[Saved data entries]

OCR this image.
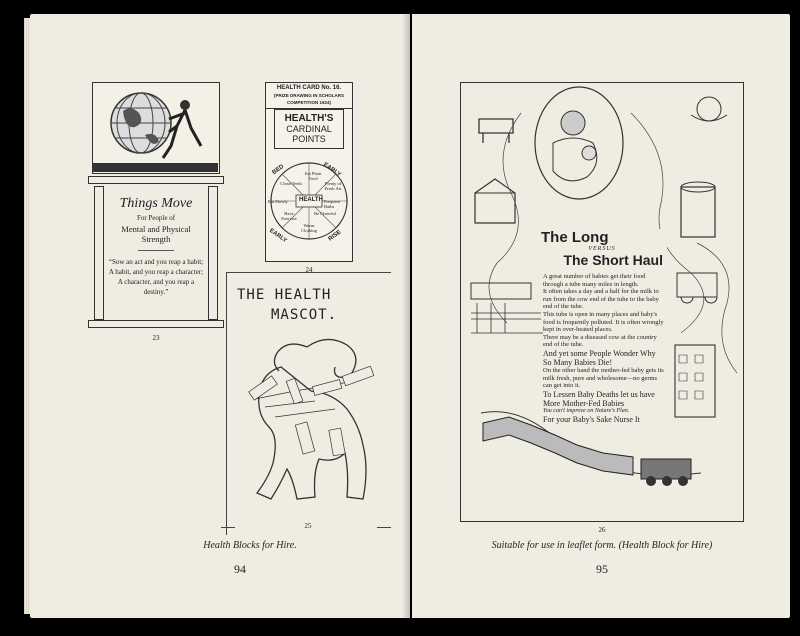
Things Move
For People of
Mental and Physical
Strength
“Sow an act and you reap a habit;
A habit, and you reap a character;
A character, and you reap a destiny.”
23
HEALTH CARD No. 16.
(PRIZE DRAWING IN SCHOLARS COMPETITION 1924)
HEALTH'S
CARDINAL
POINTS
HEALTH
BED	EARLY
RISE
EARLY
Eat Plain Food
Plenty of Fresh Air
Frequent Baths
Be Cheerful
Warm Clothing
Have Exercise
Eat Slowly
Clean Teeth
24
THE HEALTH
MASCOT.
25
Health Blocks for Hire.
94
The Long
VERSUS
The Short Haul
A great number of babies get their food through a tube many miles in length.
It often takes a day and a half for the milk to run from the cow end of the tube to the baby end of the tube.
This tube is open in many places and baby's food is frequently polluted. It is often wrongly kept in over-heated places.
There may be a diseased cow at the country end of the tube.
And yet some People Wonder Why So Many Babies Die!
On the other hand the mother-fed baby gets its milk fresh, pure and wholesome—no germs can get into it.
To Lessen Baby Deaths let us have More Mother-Fed Babies
You can't improve on Nature's Plan.
For your Baby's Sake Nurse It
26
Suitable for use in leaflet form. (Health Block for Hire)
95
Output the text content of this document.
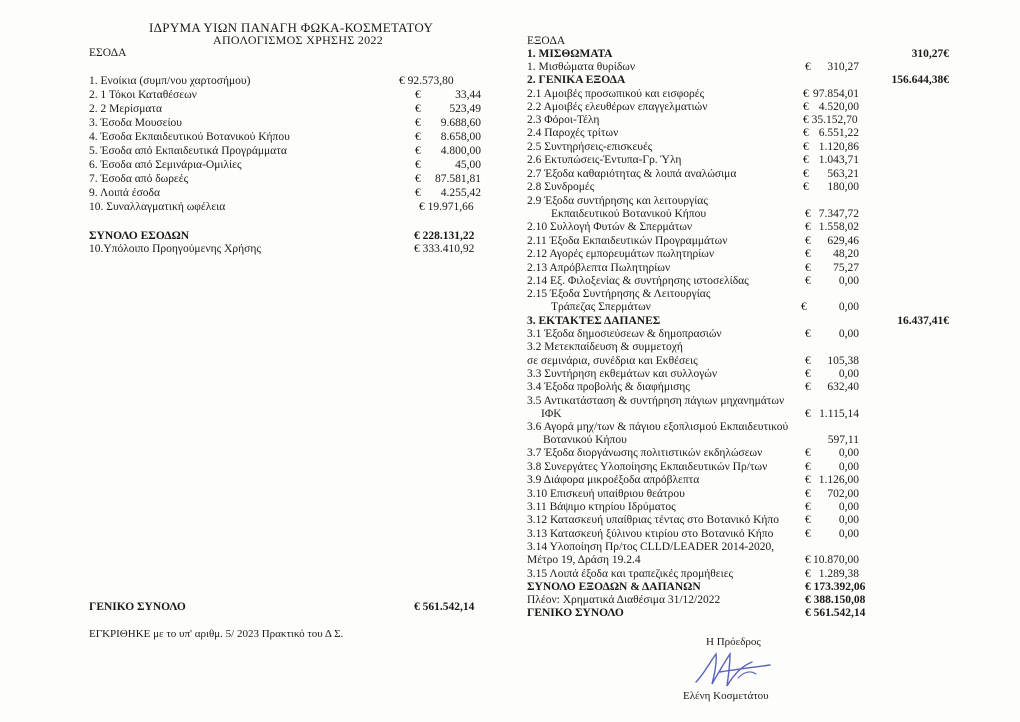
ΙΔΡΥΜΑ ΥΙΩΝ ΠΑΝΑΓΗ ΦΩΚΑ-ΚΟΣΜΕΤΑΤΟΥ
ΑΠΟΛΟΓΙΣΜΟΣ ΧΡΗΣΗΣ 2022
ΕΣΟΔΑ
1. Ενοίκια (συμπ/νου χαρτοσήμου)	€ 92.573,80
2. 1 Τόκοι Καταθέσεων	€	33,44
2. 2 Μερίσματα	€	523,49
3. Έσοδα Μουσείου	€	9.688,60
4. Έσοδα Εκπαιδευτικού Βοτανικού Κήπου	€	8.658,00
5. Έσοδα από Εκπαιδευτικά Προγράμματα	€	4.800,00
6. Έσοδα από Σεμινάρια-Ομιλίες	€	45,00
7. Έσοδα από δωρεές	€	87.581,81
9. Λοιπά έσοδα	€	4.255,42
10. Συναλλαγματική ωφέλεια	€ 19.971,66
ΣΥΝΟΛΟ ΕΣΟΔΩΝ	€ 228.131,22
10.Υπόλοιπο Προηγούμενης Χρήσης	€ 333.410,92
ΓΕΝΙΚΟ ΣΥΝΟΛΟ	€ 561.542,14
ΕΓΚΡΙΘΗΚΕ με το υπ' αριθμ. 5/ 2023 Πρακτικό του Δ Σ.
ΕΞΟΔΑ
1. ΜΙΣΘΩΜΑΤΑ	310,27€
1. Μισθώματα θυρίδων	€	310,27
2. ΓΕΝΙΚΑ ΕΞΟΔΑ	156.644,38€
2.1 Αμοιβές προσωπικού και εισφορές	€ 97.854,01
2.2 Αμοιβές ελευθέρων επαγγελματιών	€ 4.520,00
2.3 Φόροι-Τέλη	€ 35.152,70
2.4 Παροχές τρίτων	€ 6.551,22
2.5 Συντηρήσεις-επισκευές	€ 1.120,86
2.6 Εκτυπώσεις-Έντυπα-Γρ. Ύλη	€ 1.043,71
2.7 Έξοδα καθαριότητας & λοιπά αναλώσιμα	€	563,21
2.8 Συνδρομές	€	180,00
2.9 Έξοδα συντήρησης και λειτουργίας
Εκπαιδευτικού Βοτανικού Κήπου	€ 7.347,72
2.10 Συλλογή Φυτών & Σπερμάτων	€ 1.558,02
2.11 Έξοδα Εκπαιδευτικών Προγραμμάτων	€	629,46
2.12 Αγορές εμπορευμάτων πωλητηρίων	€	48,20
2.13 Απρόβλεπτα Πωλητηρίων	€	75,27
2.14 Εξ. Φιλοξενίας & συντήρησης ιστοσελίδας	€	0,00
2.15 Έξοδα Συντήρησης & Λειτουργίας
Τράπεζας Σπερμάτων	€	0,00
3. ΕΚΤΑΚΤΕΣ ΔΑΠΑΝΕΣ	16.437,41€
3.1 Έξοδα δημοσιεύσεων & δημοπρασιών	€	0,00
3.2 Μετεκπαίδευση & συμμετοχή
σε σεμινάρια, συνέδρια και Εκθέσεις	€	105,38
3.3 Συντήρηση εκθεμάτων και συλλογών	€	0,00
3.4 Έξοδα προβολής & διαφήμισης	€	632,40
3.5 Αντικατάσταση & συντήρηση πάγιων μηχανημάτων
ΙΦΚ	€ 1.115,14
3.6 Αγορά μηχ/των & πάγιου εξοπλισμού Εκπαιδευτικού
Βοτανικού Κήπου	597,11
3.7 Έξοδα διοργάνωσης πολιτιστικών εκδηλώσεων	€	0,00
3.8 Συνεργάτες Υλοποίησης Εκπαιδευτικών Πρ/των	€	0,00
3.9 Διάφορα μικροέξοδα απρόβλεπτα	€ 1.126,00
3.10 Επισκευή υπαίθριου θεάτρου	€	702,00
3.11 Βάψιμο κτηρίου Ιδρύματος	€	0,00
3.12 Κατασκευή υπαίθριας τέντας στο Βοτανικό Κήπο €	0,00
3.13 Κατασκευή ξύλινου κτιρίου στο Βοτανικό Κήπο	€	0,00
3.14 Υλοποίηση Πρ/τος CLLD/LEADER 2014-2020,
Μέτρο 19, Δράση 19.2.4	€ 10.870,00
3.15 Λοιπά έξοδα και τραπεζικές προμήθειες	€ 1.289,38
ΣΥΝΟΛΟ ΕΞΟΔΩΝ & ΔΑΠΑΝΩΝ	€ 173.392,06
Πλέον: Χρηματικά Διαθέσιμα 31/12/2022	€ 388.150,08
ΓΕΝΙΚΟ ΣΥΝΟΛΟ	€ 561.542,14
Η Πρόεδρος
Ελένη Κοσμετάτου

* EXERCISE INSTRUCTIONS: Without the pictures, restate all the entries above exactly.

* FULL SOLUTION:
OCR this image.
Things Move
For People of
Mental and Physical
Strength
“Sow an act and you reap a habit;
A habit, and you reap a character;
A character, and you reap a destiny.”
23
HEALTH CARD No. 16.
(PRIZE DRAWING IN SCHOLARS COMPETITION 1924)
HEALTH'S
CARDINAL
POINTS
HEALTH
BED	EARLY
RISE
EARLY
Eat Plain Food
Plenty of Fresh Air
Frequent Baths
Be Cheerful
Warm Clothing
Have Exercise
Eat Slowly
Clean Teeth
24
THE HEALTH
MASCOT.
25
Health Blocks for Hire.
94
The Long
VERSUS
The Short Haul
A great number of babies get their food through a tube many miles in length.
It often takes a day and a half for the milk to run from the cow end of the tube to the baby end of the tube.
This tube is open in many places and baby's food is frequently polluted. It is often wrongly kept in over-heated places.
There may be a diseased cow at the country end of the tube.
And yet some People Wonder Why So Many Babies Die!
On the other hand the mother-fed baby gets its milk fresh, pure and wholesome—no germs can get into it.
To Lessen Baby Deaths let us have More Mother-Fed Babies
You can't improve on Nature's Plan.
For your Baby's Sake Nurse It
26
Suitable for use in leaflet form. (Health Block for Hire)
95
Output the text content of this document.
ΙΔΡΥΜΑ ΥΙΩΝ ΠΑΝΑΓΗ ΦΩΚΑ-ΚΟΣΜΕΤΑΤΟΥ
ΑΠΟΛΟΓΙΣΜΟΣ ΧΡΗΣΗΣ 2022
ΕΣΟΔΑ
1. Ενοίκια (συμπ/νου χαρτοσήμου)	€ 92.573,80
2. 1 Τόκοι Καταθέσεων	€	33,44
2. 2 Μερίσματα	€	523,49
3. Έσοδα Μουσείου	€	9.688,60
4. Έσοδα Εκπαιδευτικού Βοτανικού Κήπου	€	8.658,00
5. Έσοδα από Εκπαιδευτικά Προγράμματα	€	4.800,00
6. Έσοδα από Σεμινάρια-Ομιλίες	€	45,00
7. Έσοδα από δωρεές	€	87.581,81
9. Λοιπά έσοδα	€	4.255,42
10. Συναλλαγματική ωφέλεια	€ 19.971,66
ΣΥΝΟΛΟ ΕΣΟΔΩΝ	€ 228.131,22
10.Υπόλοιπο Προηγούμενης Χρήσης	€ 333.410,92
ΓΕΝΙΚΟ ΣΥΝΟΛΟ	€ 561.542,14
ΕΓΚΡΙΘΗΚΕ με το υπ' αριθμ. 5/ 2023 Πρακτικό του Δ Σ.
ΕΞΟΔΑ
1. ΜΙΣΘΩΜΑΤΑ	310,27€
1. Μισθώματα θυρίδων	€	310,27
2. ΓΕΝΙΚΑ ΕΞΟΔΑ	156.644,38€
2.1 Αμοιβές προσωπικού και εισφορές	€ 97.854,01
2.2 Αμοιβές ελευθέρων επαγγελματιών	€ 4.520,00
2.3 Φόροι-Τέλη	€ 35.152,70
2.4 Παροχές τρίτων	€ 6.551,22
2.5 Συντηρήσεις-επισκευές	€ 1.120,86
2.6 Εκτυπώσεις-Έντυπα-Γρ. Ύλη	€ 1.043,71
2.7 Έξοδα καθαριότητας & λοιπά αναλώσιμα	€	563,21
2.8 Συνδρομές	€	180,00
2.9 Έξοδα συντήρησης και λειτουργίας
Εκπαιδευτικού Βοτανικού Κήπου	€ 7.347,72
2.10 Συλλογή Φυτών & Σπερμάτων	€ 1.558,02
2.11 Έξοδα Εκπαιδευτικών Προγραμμάτων	€	629,46
2.12 Αγορές εμπορευμάτων πωλητηρίων	€	48,20
2.13 Απρόβλεπτα Πωλητηρίων	€	75,27
2.14 Εξ. Φιλοξενίας & συντήρησης ιστοσελίδας	€	0,00
2.15 Έξοδα Συντήρησης & Λειτουργίας
Τράπεζας Σπερμάτων	€	0,00
3. ΕΚΤΑΚΤΕΣ ΔΑΠΑΝΕΣ	16.437,41€
3.1 Έξοδα δημοσιεύσεων & δημοπρασιών	€	0,00
3.2 Μετεκπαίδευση & συμμετοχή
σε σεμινάρια, συνέδρια και Εκθέσεις	€	105,38
3.3 Συντήρηση εκθεμάτων και συλλογών	€	0,00
3.4 Έξοδα προβολής & διαφήμισης	€	632,40
3.5 Αντικατάσταση & συντήρηση πάγιων μηχανημάτων
ΙΦΚ	€ 1.115,14
3.6 Αγορά μηχ/των & πάγιου εξοπλισμού Εκπαιδευτικού
Βοτανικού Κήπου	597,11
3.7 Έξοδα διοργάνωσης πολιτιστικών εκδηλώσεων	€	0,00
3.8 Συνεργάτες Υλοποίησης Εκπαιδευτικών Πρ/των	€	0,00
3.9 Διάφορα μικροέξοδα απρόβλεπτα	€ 1.126,00
3.10 Επισκευή υπαίθριου θεάτρου	€	702,00
3.11 Βάψιμο κτηρίου Ιδρύματος	€	0,00
3.12 Κατασκευή υπαίθριας τέντας στο Βοτανικό Κήπο €	0,00
3.13 Κατασκευή ξύλινου κτιρίου στο Βοτανικό Κήπο	€	0,00
3.14 Υλοποίηση Πρ/τος CLLD/LEADER 2014-2020,
Μέτρο 19, Δράση 19.2.4	€ 10.870,00
3.15 Λοιπά έξοδα και τραπεζικές προμήθειες	€ 1.289,38
ΣΥΝΟΛΟ ΕΞΟΔΩΝ & ΔΑΠΑΝΩΝ	€ 173.392,06
Πλέον: Χρηματικά Διαθέσιμα 31/12/2022	€ 388.150,08
ΓΕΝΙΚΟ ΣΥΝΟΛΟ	€ 561.542,14
Η Πρόεδρος
Ελένη Κοσμετάτου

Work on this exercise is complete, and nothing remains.